What this task involves: Reproduce the listing from its first line through the line containing "like-link[interactable]: Like [73, 179, 101, 193]", inclusive, substituting "reply-text" for every occurrence of "comment-text" and leaving everything else unchanged.

Provided information:
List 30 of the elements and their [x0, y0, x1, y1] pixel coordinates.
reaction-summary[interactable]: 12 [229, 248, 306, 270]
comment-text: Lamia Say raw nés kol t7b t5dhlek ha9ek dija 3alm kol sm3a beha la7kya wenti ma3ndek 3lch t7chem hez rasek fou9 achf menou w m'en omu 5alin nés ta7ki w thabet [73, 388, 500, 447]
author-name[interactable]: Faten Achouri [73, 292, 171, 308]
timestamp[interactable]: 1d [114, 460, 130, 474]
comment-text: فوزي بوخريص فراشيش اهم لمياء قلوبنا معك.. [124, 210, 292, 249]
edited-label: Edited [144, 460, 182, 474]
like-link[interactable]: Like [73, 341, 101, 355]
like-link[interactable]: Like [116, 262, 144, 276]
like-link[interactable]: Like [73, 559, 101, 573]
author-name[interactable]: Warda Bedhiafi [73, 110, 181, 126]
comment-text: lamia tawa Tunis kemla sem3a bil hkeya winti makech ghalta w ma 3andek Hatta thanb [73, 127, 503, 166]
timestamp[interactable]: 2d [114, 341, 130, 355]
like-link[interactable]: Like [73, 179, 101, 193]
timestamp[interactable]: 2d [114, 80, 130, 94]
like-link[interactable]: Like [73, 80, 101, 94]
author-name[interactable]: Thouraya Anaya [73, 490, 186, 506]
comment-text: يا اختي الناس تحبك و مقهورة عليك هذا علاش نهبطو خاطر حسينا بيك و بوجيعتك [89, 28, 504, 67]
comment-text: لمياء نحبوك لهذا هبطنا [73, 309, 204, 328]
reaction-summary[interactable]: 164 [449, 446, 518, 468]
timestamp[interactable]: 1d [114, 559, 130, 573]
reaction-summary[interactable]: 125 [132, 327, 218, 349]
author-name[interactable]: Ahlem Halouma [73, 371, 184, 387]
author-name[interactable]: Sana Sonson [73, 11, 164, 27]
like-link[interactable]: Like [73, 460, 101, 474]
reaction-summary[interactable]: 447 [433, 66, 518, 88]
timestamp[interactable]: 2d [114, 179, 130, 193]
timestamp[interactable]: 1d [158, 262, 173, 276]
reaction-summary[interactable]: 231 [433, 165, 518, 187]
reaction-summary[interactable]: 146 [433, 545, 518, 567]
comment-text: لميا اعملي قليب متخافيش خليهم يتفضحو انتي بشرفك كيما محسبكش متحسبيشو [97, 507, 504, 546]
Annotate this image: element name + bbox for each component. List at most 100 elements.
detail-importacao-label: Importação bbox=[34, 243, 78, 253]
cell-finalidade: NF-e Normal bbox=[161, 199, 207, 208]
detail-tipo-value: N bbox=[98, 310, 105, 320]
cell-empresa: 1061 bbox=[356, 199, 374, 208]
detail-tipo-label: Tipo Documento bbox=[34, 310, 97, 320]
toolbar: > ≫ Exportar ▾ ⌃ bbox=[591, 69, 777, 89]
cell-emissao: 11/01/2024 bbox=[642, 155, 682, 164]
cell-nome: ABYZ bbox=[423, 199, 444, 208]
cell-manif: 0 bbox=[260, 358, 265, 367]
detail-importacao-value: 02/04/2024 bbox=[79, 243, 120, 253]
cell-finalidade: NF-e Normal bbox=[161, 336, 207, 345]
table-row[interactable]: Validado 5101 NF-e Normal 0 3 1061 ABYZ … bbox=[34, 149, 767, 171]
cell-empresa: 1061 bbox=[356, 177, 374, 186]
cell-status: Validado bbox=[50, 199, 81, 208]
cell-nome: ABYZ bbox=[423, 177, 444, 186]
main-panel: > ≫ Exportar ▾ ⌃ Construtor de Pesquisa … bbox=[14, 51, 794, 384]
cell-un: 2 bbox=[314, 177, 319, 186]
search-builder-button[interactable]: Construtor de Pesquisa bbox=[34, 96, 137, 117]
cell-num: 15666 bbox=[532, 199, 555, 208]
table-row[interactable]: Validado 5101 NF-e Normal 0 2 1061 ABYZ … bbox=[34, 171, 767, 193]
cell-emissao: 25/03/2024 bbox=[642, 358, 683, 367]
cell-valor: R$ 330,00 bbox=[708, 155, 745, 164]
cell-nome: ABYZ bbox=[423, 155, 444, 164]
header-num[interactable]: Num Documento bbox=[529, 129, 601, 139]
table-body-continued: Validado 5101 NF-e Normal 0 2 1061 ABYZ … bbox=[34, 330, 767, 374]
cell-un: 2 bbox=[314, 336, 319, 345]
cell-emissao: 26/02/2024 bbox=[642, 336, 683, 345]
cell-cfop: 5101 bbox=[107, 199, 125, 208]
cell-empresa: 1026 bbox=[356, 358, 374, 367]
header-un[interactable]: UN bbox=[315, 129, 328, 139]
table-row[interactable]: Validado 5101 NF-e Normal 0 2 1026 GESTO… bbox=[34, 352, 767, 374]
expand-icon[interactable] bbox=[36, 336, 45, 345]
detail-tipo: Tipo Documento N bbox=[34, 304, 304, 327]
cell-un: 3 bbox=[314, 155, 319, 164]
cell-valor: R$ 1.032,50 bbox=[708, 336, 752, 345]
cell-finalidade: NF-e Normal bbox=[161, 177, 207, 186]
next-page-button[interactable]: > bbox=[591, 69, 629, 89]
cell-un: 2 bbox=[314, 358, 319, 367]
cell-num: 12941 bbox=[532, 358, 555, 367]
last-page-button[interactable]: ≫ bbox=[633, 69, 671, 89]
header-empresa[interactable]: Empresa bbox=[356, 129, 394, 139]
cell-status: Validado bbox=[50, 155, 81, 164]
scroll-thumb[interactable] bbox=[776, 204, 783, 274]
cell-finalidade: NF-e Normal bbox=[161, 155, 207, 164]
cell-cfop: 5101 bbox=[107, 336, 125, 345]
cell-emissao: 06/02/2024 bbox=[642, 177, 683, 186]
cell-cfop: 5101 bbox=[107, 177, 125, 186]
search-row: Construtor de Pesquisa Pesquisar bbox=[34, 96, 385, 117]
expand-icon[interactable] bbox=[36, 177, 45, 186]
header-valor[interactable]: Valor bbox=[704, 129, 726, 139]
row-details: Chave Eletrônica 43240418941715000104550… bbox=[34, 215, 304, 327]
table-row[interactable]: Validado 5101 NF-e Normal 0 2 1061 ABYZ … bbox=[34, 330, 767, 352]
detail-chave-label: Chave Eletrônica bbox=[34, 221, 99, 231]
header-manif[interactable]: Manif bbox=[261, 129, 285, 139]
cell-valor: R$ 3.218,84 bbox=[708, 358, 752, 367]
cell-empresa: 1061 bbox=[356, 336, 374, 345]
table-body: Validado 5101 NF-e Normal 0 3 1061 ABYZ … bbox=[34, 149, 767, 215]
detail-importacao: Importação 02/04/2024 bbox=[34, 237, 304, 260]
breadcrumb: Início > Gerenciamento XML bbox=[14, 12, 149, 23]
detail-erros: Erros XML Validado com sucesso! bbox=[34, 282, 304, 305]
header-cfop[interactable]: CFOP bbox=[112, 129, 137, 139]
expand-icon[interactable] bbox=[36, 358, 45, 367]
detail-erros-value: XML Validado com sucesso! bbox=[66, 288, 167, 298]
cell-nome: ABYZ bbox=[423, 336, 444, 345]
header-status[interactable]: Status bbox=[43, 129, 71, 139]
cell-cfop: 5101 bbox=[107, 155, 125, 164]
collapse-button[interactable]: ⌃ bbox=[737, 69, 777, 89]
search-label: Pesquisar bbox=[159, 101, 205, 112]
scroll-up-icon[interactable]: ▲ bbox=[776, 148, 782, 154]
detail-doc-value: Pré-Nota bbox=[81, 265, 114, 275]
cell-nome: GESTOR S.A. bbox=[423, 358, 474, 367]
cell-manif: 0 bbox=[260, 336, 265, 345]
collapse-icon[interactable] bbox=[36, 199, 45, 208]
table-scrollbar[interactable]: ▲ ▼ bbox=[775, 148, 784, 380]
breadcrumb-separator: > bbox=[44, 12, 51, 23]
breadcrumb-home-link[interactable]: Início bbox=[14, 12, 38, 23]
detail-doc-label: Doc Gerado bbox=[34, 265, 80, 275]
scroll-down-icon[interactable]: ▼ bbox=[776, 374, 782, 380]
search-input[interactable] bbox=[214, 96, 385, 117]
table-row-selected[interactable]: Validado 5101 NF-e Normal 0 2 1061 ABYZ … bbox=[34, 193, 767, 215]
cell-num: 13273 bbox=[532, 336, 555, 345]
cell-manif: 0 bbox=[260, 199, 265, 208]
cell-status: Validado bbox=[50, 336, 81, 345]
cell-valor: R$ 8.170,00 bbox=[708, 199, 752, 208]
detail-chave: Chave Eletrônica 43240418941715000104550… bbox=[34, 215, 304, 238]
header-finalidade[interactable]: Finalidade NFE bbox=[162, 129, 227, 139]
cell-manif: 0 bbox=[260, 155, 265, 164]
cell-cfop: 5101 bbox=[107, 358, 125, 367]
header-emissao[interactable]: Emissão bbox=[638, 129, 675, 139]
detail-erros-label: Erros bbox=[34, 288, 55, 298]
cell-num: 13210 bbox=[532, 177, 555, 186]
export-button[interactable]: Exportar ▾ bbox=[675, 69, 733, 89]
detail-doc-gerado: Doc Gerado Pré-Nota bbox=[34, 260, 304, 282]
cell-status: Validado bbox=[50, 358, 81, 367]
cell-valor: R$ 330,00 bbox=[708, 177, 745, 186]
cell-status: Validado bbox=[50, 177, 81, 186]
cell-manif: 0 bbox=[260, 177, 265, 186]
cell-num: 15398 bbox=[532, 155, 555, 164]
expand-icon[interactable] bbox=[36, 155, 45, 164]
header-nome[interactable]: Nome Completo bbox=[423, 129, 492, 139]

Response:
List 30 of the elements and their [x0, y0, x1, y1] pixel coordinates.
reaction-summary[interactable]: 12 [229, 248, 306, 270]
reply-text: Lamia Say raw nés kol t7b t5dhlek ha9ek dija 3alm kol sm3a beha la7kya wenti ma3ndek 3lch t7chem hez rasek fou9 achf menou w m'en omu 5alin nés ta7ki w thabet [73, 388, 500, 447]
author-name[interactable]: Faten Achouri [73, 292, 171, 308]
timestamp[interactable]: 1d [114, 460, 130, 474]
reply-text: فوزي بوخريص فراشيش اهم لمياء قلوبنا معك.. [124, 210, 292, 249]
edited-label: Edited [144, 460, 182, 474]
like-link[interactable]: Like [73, 341, 101, 355]
like-link[interactable]: Like [116, 262, 144, 276]
like-link[interactable]: Like [73, 559, 101, 573]
author-name[interactable]: Warda Bedhiafi [73, 110, 181, 126]
reply-text: lamia tawa Tunis kemla sem3a bil hkeya winti makech ghalta w ma 3andek Hatta thanb [73, 127, 503, 166]
timestamp[interactable]: 2d [114, 341, 130, 355]
like-link[interactable]: Like [73, 179, 101, 193]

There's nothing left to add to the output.